Problem to work on:
Each line that holds the word "three" counts once; report the total and nothing else.

Dataset rows:

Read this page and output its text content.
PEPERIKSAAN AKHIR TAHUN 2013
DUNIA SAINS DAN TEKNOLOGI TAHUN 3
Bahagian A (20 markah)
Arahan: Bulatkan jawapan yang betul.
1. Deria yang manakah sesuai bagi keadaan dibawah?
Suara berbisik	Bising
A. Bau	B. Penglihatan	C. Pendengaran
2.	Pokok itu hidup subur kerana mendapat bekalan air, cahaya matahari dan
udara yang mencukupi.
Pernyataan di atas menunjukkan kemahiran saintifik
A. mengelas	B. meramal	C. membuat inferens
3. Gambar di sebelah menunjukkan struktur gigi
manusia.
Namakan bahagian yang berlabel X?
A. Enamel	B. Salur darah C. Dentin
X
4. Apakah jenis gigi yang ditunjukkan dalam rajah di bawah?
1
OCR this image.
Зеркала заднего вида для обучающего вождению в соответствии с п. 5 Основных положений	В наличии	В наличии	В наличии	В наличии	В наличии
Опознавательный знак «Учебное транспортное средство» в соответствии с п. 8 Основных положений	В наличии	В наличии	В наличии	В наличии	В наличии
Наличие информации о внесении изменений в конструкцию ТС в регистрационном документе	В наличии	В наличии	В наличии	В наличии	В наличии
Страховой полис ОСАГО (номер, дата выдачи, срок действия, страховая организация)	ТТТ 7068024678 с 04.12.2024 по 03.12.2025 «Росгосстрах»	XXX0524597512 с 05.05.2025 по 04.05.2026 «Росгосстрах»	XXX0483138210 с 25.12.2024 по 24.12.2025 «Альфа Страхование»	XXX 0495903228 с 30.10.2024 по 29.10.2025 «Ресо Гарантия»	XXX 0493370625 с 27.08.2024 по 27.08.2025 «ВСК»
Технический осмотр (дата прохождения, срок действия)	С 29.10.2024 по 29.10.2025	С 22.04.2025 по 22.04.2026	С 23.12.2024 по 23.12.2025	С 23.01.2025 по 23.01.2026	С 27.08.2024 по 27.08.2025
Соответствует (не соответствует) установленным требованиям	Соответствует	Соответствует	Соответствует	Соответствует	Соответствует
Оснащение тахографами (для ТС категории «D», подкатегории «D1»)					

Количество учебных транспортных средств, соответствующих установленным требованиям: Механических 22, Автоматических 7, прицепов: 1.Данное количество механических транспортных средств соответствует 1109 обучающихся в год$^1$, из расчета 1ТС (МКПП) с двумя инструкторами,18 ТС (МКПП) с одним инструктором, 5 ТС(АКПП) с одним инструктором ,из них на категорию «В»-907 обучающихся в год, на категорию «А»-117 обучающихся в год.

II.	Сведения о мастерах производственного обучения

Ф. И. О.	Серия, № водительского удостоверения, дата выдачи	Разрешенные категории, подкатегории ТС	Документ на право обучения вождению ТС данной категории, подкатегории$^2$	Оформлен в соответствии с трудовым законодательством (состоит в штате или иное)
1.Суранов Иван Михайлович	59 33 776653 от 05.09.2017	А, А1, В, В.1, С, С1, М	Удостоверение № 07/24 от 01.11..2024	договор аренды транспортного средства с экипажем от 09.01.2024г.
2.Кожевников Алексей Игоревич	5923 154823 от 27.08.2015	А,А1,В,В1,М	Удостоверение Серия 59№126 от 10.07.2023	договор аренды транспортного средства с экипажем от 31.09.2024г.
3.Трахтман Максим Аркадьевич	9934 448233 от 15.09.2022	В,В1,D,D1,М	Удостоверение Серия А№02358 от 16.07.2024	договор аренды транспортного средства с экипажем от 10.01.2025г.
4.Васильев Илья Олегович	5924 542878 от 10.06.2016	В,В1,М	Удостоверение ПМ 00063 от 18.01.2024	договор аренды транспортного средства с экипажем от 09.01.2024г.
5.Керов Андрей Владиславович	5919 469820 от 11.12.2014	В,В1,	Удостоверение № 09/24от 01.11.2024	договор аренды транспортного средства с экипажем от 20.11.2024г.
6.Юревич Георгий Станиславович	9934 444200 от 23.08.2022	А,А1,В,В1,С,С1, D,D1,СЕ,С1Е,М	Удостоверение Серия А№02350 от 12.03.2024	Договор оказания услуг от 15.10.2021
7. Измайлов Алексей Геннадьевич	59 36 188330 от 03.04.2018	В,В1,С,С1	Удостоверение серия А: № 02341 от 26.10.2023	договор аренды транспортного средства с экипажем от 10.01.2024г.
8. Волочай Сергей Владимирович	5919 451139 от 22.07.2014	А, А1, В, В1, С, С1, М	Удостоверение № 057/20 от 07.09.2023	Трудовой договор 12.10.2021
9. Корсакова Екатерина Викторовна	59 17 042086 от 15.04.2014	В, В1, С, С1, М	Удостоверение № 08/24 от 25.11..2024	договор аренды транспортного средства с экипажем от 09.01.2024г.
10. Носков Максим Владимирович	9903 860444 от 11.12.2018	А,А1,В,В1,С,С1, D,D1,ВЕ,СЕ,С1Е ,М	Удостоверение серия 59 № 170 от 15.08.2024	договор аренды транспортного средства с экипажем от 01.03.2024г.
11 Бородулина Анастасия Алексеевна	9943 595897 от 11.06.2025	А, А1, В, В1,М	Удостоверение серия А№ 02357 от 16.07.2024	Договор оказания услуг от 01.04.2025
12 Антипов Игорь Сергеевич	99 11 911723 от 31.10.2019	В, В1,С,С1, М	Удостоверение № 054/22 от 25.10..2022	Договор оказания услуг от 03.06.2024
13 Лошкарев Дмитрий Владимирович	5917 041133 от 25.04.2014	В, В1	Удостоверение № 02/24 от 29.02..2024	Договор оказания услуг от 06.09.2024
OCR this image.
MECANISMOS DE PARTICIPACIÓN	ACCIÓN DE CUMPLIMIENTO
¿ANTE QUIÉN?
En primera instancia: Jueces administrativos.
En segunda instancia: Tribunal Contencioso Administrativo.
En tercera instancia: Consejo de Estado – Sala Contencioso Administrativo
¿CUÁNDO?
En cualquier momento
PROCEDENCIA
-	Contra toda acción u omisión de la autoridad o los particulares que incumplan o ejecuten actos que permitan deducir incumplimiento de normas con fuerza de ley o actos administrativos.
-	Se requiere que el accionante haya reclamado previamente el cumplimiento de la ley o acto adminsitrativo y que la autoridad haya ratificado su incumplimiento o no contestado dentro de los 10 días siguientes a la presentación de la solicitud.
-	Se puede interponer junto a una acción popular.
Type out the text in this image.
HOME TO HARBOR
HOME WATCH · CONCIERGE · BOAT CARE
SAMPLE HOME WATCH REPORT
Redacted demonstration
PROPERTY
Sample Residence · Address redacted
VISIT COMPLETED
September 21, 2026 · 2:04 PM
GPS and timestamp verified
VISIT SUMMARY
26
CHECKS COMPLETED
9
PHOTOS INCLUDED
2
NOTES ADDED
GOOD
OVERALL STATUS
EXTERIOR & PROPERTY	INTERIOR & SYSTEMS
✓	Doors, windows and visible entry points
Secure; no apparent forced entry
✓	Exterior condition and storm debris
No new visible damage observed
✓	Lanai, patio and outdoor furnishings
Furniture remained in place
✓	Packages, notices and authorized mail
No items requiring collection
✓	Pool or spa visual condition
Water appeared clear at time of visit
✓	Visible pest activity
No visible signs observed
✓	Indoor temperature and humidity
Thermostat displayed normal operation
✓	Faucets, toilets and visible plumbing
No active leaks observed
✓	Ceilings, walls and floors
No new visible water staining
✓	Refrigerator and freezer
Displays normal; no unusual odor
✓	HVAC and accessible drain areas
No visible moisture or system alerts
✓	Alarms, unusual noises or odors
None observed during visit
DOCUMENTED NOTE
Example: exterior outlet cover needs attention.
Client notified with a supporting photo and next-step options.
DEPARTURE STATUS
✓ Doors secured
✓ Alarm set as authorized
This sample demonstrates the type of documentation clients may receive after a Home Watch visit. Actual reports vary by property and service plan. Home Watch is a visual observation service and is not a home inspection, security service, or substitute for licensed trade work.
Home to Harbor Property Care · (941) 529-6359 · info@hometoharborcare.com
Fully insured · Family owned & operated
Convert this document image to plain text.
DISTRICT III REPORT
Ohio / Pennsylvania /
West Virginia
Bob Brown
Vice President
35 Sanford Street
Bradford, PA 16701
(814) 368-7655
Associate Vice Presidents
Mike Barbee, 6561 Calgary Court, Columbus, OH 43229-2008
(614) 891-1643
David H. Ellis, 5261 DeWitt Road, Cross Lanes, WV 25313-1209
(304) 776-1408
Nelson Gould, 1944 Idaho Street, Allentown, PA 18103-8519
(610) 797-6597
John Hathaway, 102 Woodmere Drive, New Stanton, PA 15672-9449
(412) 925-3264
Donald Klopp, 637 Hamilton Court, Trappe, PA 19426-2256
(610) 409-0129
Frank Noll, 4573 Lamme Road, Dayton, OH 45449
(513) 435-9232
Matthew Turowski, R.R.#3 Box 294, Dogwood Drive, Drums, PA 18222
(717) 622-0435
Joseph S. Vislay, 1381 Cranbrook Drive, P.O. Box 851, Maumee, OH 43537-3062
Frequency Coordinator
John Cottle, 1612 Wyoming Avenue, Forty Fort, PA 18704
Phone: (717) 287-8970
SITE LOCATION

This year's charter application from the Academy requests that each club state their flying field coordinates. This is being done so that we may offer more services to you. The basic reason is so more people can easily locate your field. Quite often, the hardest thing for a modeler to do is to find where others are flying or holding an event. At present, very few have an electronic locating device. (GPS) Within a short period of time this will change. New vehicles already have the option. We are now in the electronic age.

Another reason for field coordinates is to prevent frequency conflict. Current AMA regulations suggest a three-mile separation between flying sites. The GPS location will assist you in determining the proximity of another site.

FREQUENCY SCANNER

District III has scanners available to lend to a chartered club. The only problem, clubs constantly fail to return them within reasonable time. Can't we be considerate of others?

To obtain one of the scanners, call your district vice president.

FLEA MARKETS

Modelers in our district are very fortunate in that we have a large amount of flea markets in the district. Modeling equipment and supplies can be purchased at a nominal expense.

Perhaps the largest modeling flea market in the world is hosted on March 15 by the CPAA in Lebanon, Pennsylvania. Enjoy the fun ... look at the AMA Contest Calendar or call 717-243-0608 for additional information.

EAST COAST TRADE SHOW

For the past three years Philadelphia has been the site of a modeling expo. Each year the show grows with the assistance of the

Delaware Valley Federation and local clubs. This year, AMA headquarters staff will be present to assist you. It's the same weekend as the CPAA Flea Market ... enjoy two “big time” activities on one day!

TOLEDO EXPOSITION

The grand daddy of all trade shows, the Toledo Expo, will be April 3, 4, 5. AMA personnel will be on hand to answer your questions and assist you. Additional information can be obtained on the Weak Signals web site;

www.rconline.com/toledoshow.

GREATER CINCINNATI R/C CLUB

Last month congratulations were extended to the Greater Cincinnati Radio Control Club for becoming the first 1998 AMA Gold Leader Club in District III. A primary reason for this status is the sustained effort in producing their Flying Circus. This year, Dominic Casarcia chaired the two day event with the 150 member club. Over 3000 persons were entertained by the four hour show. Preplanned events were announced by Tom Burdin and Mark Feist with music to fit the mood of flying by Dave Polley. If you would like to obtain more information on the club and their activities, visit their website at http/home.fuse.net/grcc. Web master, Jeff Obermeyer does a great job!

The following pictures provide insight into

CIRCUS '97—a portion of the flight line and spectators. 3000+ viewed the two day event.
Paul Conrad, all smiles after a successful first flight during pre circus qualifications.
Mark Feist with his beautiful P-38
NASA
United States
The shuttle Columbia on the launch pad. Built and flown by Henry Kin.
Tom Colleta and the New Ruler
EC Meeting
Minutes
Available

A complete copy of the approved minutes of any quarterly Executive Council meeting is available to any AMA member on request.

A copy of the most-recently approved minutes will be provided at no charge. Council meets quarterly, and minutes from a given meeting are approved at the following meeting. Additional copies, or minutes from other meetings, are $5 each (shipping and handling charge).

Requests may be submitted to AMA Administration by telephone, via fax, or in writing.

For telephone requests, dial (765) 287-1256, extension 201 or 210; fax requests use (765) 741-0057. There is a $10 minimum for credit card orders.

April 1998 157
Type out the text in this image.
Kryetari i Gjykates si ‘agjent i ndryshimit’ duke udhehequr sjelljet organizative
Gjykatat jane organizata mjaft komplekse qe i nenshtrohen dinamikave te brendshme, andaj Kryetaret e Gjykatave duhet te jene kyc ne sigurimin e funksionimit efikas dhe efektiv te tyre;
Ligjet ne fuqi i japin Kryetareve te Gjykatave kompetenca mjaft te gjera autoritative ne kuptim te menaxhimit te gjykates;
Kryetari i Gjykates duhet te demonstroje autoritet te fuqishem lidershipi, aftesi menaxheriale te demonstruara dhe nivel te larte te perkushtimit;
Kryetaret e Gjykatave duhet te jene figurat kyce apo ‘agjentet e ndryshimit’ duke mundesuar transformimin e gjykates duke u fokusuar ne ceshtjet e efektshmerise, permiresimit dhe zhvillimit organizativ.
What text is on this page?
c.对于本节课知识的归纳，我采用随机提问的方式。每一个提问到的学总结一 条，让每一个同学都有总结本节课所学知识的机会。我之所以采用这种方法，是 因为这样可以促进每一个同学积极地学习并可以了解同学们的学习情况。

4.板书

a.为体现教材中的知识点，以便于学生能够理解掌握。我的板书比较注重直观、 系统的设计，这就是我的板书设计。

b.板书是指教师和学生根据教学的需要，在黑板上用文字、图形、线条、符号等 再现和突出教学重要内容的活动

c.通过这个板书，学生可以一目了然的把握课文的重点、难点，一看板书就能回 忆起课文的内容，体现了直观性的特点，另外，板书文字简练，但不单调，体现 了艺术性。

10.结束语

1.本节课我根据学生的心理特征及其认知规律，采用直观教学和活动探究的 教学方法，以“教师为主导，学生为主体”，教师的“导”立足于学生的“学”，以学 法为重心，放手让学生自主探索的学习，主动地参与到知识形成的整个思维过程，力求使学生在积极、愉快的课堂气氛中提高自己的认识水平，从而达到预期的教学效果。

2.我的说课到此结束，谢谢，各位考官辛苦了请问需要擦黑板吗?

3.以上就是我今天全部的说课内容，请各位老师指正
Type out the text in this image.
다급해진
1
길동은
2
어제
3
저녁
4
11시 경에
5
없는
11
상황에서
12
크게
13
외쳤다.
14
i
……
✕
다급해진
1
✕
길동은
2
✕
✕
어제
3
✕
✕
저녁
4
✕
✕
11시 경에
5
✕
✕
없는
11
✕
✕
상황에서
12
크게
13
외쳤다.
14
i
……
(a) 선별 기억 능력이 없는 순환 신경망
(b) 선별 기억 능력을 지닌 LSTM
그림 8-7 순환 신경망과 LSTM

Exercise solution:
2